▸ **EXERCISE**: Here are some records; copy every line that holds the word "JSON".

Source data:
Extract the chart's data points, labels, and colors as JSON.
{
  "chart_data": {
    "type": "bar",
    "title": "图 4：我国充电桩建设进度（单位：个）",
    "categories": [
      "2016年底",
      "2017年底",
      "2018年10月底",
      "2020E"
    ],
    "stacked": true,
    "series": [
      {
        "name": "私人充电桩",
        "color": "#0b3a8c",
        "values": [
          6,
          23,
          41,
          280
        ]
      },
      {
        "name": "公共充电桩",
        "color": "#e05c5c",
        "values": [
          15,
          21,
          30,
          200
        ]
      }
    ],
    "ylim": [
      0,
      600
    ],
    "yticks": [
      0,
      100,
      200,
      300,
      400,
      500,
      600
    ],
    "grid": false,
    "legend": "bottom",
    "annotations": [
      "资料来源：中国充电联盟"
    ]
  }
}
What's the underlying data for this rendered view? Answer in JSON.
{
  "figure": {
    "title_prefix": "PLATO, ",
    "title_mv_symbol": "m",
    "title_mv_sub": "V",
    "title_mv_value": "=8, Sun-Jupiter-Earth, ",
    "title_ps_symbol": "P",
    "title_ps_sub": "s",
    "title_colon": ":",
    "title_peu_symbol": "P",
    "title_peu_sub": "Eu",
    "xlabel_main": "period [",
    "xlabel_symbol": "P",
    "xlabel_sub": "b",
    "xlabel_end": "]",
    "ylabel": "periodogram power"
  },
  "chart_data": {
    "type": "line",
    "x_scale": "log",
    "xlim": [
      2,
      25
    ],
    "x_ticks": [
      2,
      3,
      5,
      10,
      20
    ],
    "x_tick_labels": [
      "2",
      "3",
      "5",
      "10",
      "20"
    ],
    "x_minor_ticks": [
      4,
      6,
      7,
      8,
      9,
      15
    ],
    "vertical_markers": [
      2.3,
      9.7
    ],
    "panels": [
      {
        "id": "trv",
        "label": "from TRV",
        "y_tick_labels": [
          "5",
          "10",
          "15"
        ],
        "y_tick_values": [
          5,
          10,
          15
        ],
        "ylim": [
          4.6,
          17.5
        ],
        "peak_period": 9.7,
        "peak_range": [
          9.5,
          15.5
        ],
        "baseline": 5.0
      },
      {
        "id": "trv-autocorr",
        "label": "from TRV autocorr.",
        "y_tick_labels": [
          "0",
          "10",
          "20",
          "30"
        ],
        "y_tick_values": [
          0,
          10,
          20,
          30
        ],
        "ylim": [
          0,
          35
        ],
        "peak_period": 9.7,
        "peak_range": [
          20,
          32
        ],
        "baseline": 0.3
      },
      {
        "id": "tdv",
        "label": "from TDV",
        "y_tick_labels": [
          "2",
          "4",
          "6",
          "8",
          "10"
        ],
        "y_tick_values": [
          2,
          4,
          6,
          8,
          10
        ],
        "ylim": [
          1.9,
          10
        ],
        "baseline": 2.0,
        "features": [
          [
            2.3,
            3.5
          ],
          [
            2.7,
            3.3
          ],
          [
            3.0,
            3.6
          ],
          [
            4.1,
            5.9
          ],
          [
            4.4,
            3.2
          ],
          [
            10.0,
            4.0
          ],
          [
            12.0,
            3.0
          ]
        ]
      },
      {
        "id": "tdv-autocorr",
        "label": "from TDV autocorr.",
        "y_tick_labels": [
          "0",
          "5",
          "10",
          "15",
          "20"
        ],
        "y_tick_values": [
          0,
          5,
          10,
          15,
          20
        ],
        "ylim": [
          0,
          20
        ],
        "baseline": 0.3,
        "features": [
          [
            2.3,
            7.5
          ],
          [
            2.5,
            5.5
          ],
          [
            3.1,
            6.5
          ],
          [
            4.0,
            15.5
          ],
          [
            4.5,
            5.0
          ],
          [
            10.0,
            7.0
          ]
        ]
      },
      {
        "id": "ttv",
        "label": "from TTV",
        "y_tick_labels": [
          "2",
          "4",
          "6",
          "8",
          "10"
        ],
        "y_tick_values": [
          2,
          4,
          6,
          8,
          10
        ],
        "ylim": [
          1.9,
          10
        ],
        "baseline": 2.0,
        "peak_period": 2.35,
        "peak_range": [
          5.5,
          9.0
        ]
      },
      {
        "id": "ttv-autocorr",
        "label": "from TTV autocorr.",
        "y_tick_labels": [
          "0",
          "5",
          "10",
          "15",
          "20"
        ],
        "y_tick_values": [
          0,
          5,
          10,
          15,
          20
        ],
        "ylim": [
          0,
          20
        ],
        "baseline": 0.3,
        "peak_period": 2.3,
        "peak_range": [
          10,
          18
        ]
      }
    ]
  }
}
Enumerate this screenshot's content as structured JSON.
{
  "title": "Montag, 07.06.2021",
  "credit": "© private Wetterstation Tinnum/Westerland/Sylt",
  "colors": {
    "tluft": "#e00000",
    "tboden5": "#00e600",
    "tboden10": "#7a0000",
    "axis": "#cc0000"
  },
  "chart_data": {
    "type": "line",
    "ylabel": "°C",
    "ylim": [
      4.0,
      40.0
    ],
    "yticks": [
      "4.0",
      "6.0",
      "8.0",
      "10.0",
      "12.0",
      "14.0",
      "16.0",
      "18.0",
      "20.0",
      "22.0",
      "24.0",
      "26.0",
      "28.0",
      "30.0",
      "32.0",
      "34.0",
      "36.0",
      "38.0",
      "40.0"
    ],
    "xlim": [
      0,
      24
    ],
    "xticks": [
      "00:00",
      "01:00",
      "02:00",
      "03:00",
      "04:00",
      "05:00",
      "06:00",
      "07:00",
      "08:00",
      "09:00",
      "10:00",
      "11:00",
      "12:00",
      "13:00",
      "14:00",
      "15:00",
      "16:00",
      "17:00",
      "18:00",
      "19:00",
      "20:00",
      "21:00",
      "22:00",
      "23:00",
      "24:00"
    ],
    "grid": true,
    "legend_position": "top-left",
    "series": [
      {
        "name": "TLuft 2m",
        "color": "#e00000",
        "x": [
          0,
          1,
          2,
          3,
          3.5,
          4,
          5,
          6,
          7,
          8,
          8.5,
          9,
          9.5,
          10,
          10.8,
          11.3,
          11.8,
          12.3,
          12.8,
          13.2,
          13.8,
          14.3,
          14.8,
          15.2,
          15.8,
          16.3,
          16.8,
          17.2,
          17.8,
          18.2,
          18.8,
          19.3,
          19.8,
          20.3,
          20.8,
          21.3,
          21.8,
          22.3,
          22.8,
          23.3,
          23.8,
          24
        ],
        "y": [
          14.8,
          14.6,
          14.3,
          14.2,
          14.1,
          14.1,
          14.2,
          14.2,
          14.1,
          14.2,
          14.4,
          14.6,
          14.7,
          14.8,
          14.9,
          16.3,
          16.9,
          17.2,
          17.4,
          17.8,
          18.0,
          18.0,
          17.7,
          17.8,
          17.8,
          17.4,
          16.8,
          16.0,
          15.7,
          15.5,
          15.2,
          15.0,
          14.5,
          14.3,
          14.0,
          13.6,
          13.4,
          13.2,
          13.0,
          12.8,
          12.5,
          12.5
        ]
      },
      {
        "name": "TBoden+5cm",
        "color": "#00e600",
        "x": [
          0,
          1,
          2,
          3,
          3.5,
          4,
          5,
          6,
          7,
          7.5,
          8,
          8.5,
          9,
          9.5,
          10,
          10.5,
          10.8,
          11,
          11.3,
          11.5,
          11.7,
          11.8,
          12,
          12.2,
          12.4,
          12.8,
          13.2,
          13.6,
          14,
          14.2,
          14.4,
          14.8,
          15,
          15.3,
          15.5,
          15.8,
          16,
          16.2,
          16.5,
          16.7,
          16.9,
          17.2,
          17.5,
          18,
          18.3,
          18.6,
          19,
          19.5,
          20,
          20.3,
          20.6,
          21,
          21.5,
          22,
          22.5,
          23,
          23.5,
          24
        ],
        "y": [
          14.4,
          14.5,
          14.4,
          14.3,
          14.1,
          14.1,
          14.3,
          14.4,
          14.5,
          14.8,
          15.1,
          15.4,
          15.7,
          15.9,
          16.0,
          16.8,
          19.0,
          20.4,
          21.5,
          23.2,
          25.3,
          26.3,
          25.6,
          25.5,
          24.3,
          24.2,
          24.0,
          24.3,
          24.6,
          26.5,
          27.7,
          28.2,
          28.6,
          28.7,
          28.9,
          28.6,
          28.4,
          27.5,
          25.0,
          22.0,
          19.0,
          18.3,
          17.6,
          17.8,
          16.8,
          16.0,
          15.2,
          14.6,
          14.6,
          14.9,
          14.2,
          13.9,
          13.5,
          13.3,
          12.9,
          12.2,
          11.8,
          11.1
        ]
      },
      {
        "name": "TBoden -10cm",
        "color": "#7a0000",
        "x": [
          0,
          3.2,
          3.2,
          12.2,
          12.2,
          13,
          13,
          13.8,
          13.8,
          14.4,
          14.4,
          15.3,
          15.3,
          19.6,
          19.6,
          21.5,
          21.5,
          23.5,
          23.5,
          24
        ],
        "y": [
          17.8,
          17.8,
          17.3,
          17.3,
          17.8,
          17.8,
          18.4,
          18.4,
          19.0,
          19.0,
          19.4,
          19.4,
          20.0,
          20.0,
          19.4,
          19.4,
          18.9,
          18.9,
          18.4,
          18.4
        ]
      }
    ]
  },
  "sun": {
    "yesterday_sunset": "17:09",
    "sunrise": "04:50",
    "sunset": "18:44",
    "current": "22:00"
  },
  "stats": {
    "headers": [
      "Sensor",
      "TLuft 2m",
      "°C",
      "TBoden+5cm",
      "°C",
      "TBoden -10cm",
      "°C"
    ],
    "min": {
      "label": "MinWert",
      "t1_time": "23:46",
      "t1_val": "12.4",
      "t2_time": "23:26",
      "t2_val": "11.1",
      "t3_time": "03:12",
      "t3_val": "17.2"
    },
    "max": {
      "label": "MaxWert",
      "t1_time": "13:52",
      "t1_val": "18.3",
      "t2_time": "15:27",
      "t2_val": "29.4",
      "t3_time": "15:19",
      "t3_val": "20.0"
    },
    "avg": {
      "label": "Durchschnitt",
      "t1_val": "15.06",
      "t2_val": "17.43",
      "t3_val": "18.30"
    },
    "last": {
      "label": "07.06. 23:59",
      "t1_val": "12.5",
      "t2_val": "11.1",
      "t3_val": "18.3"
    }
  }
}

▸ **EXERCISE RESPONSE**:
Extract the chart's data points, labels, and colors as JSON.
What's the underlying data for this rendered view? Answer in JSON.
Enumerate this screenshot's content as structured JSON.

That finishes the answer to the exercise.